## The exercise
Turn the lines of the data into a numbered list with blank lines omitted, starting at the line that contains "964, 335, 967]" and ending with the final line of the data.

Stored data
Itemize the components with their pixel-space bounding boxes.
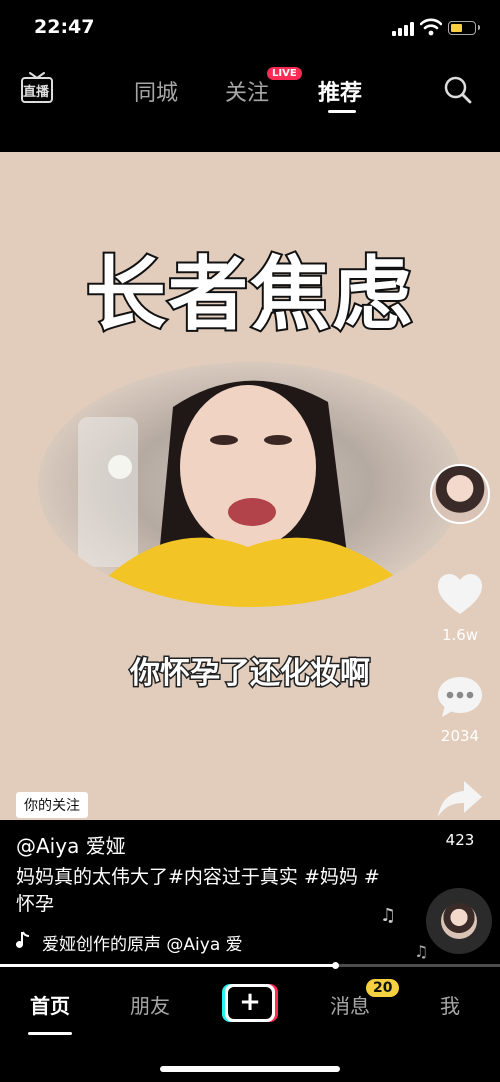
progress-fill	[0, 964, 335, 967]
battery-icon	[448, 21, 480, 35]
status-time: 22:47	[34, 16, 95, 38]
video-face-frame	[38, 362, 463, 607]
share-icon[interactable]	[436, 779, 484, 821]
heart-icon[interactable]	[436, 572, 484, 616]
active-nav-indicator	[28, 1032, 72, 1035]
video-title-overlay: 长者焦虑	[84, 246, 414, 343]
creator-avatar[interactable]	[430, 464, 490, 524]
plus-icon: +	[239, 987, 261, 1017]
nav-home[interactable]: 首页	[10, 990, 90, 1019]
progress-handle[interactable]	[332, 962, 339, 969]
nav-friends[interactable]: 朋友	[110, 990, 190, 1019]
tab-following[interactable]: 关注	[225, 75, 269, 107]
music-note-icon	[16, 931, 30, 948]
nav-me[interactable]: 我	[410, 990, 490, 1019]
floating-notes-icon: ♫	[380, 905, 397, 926]
comment-count: 2034	[440, 727, 480, 745]
home-indicator[interactable]	[160, 1066, 340, 1072]
video-subtitle: 你怀孕了还化妆啊	[129, 655, 372, 693]
search-icon[interactable]	[443, 75, 473, 105]
signal-icon	[392, 22, 414, 36]
wifi-icon	[420, 18, 442, 36]
create-button[interactable]: +	[222, 984, 278, 1022]
tab-recommended[interactable]: 推荐	[318, 75, 362, 107]
music-title[interactable]: 爱娅创作的原声 @Aiya 爱	[42, 930, 312, 955]
live-tv-icon[interactable]: 直播	[20, 70, 54, 104]
comment-icon[interactable]	[436, 675, 484, 719]
active-tab-indicator	[328, 110, 356, 113]
video-caption[interactable]: 妈妈真的太伟大了#内容过于真实 #妈妈 #怀孕	[16, 864, 388, 918]
following-tag: 你的关注	[16, 792, 88, 818]
music-disc[interactable]	[426, 888, 492, 954]
video-progress-bar[interactable]	[0, 962, 500, 969]
share-count: 423	[445, 831, 475, 849]
floating-notes-icon: ♫	[414, 942, 429, 961]
live-tv-label: 直播	[23, 85, 50, 100]
author-name[interactable]: @Aiya 爱娅	[16, 830, 126, 859]
tab-nearby[interactable]: 同城	[134, 75, 178, 107]
messages-badge: 20	[366, 979, 400, 997]
live-badge: LIVE	[266, 66, 303, 81]
like-count: 1.6w	[441, 626, 479, 644]
video-player[interactable]: 长者焦虑 你怀孕了还化妆啊 你的关注	[0, 152, 500, 820]
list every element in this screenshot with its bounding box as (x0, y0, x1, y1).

## Answer in full
1. progress-fill	[0, 964, 335, 967]
2. battery-icon	[448, 21, 480, 35]
3. status-time: 22:47	[34, 16, 95, 38]
4. video-face-frame	[38, 362, 463, 607]
5. share-icon[interactable]	[436, 779, 484, 821]
6. heart-icon[interactable]	[436, 572, 484, 616]
7. active-nav-indicator	[28, 1032, 72, 1035]
8. video-title-overlay: 长者焦虑	[84, 246, 414, 343]
9. creator-avatar[interactable]	[430, 464, 490, 524]
10. plus-icon: +	[239, 987, 261, 1017]
11. nav-home[interactable]: 首页	[10, 990, 90, 1019]
12. progress-handle[interactable]	[332, 962, 339, 969]
13. nav-friends[interactable]: 朋友	[110, 990, 190, 1019]
14. tab-following[interactable]: 关注	[225, 75, 269, 107]
15. music-note-icon	[16, 931, 30, 948]
16. nav-me[interactable]: 我	[410, 990, 490, 1019]
17. floating-notes-icon: ♫	[380, 905, 397, 926]
18. comment-count: 2034	[440, 727, 480, 745]
19. home-indicator[interactable]	[160, 1066, 340, 1072]
20. video-subtitle: 你怀孕了还化妆啊	[129, 655, 372, 693]
21. search-icon[interactable]	[443, 75, 473, 105]
22. signal-icon	[392, 22, 414, 36]
23. wifi-icon	[420, 18, 442, 36]
24. create-button[interactable]: +	[222, 984, 278, 1022]
25. tab-recommended[interactable]: 推荐	[318, 75, 362, 107]
26. music-title[interactable]: 爱娅创作的原声 @Aiya 爱	[42, 930, 312, 955]
27. live-tv-icon[interactable]: 直播	[20, 70, 54, 104]
28. comment-icon[interactable]	[436, 675, 484, 719]
29. active-tab-indicator	[328, 110, 356, 113]
30. video-caption[interactable]: 妈妈真的太伟大了#内容过于真实 #妈妈 #怀孕	[16, 864, 388, 918]
31. following-tag: 你的关注	[16, 792, 88, 818]
32. music-disc[interactable]	[426, 888, 492, 954]
33. video-progress-bar[interactable]	[0, 962, 500, 969]
34. share-count: 423	[445, 831, 475, 849]
35. floating-notes-icon: ♫	[414, 942, 429, 961]
36. live-tv-label: 直播	[23, 85, 50, 100]
37. author-name[interactable]: @Aiya 爱娅	[16, 830, 126, 859]
38. tab-nearby[interactable]: 同城	[134, 75, 178, 107]
39. messages-badge: 20	[366, 979, 400, 997]
40. live-badge: LIVE	[266, 66, 303, 81]
41. like-count: 1.6w	[441, 626, 479, 644]
42. video-player[interactable]: 长者焦虑 你怀孕了还化妆啊 你的关注	[0, 152, 500, 820]
43. list every element in this screenshot with its bounding box as (x0, y0, x1, y1).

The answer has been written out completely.